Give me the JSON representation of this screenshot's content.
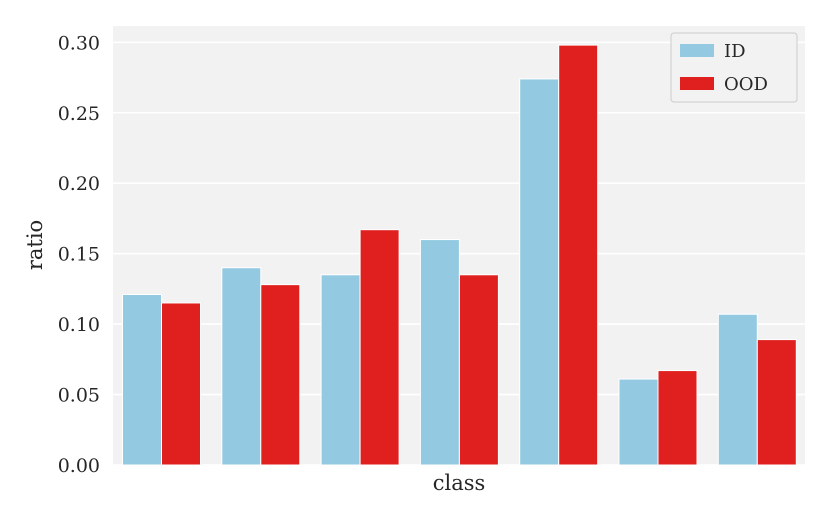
{
  "chart_data": {
    "type": "bar",
    "title": "",
    "xlabel": "class",
    "ylabel": "ratio",
    "ylim": [
      0,
      0.31
    ],
    "yticks": [
      "0.00",
      "0.05",
      "0.10",
      "0.15",
      "0.20",
      "0.25",
      "0.30"
    ],
    "ytick_values": [
      0,
      0.05,
      0.1,
      0.15,
      0.2,
      0.25,
      0.3
    ],
    "categories": [
      "",
      "",
      "",
      "",
      "",
      "",
      ""
    ],
    "grid": true,
    "legend_position": "top-right",
    "series": [
      {
        "name": "ID",
        "color": "#93cae1",
        "values": [
          0.121,
          0.14,
          0.135,
          0.16,
          0.274,
          0.061,
          0.107
        ]
      },
      {
        "name": "OOD",
        "color": "#e01f1f",
        "values": [
          0.115,
          0.128,
          0.167,
          0.135,
          0.298,
          0.067,
          0.089
        ]
      }
    ],
    "plot_background": "#f2f2f2",
    "grid_color": "#ffffff"
  }
}
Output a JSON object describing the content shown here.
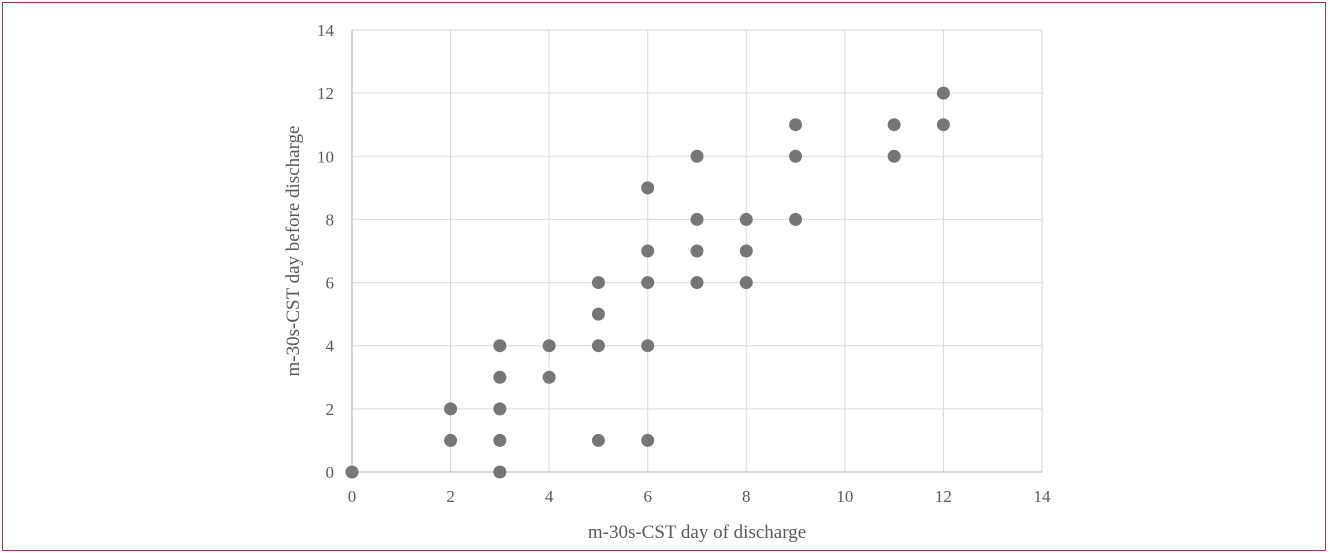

· · ·

# EXERCISE INSTRUCTIONS
All lines holding the word "content" should be picked out and copied.

# COMPLETED TASK
Give me the JSON representation of this screenshot's content.
Output a JSON object describing the content shown here.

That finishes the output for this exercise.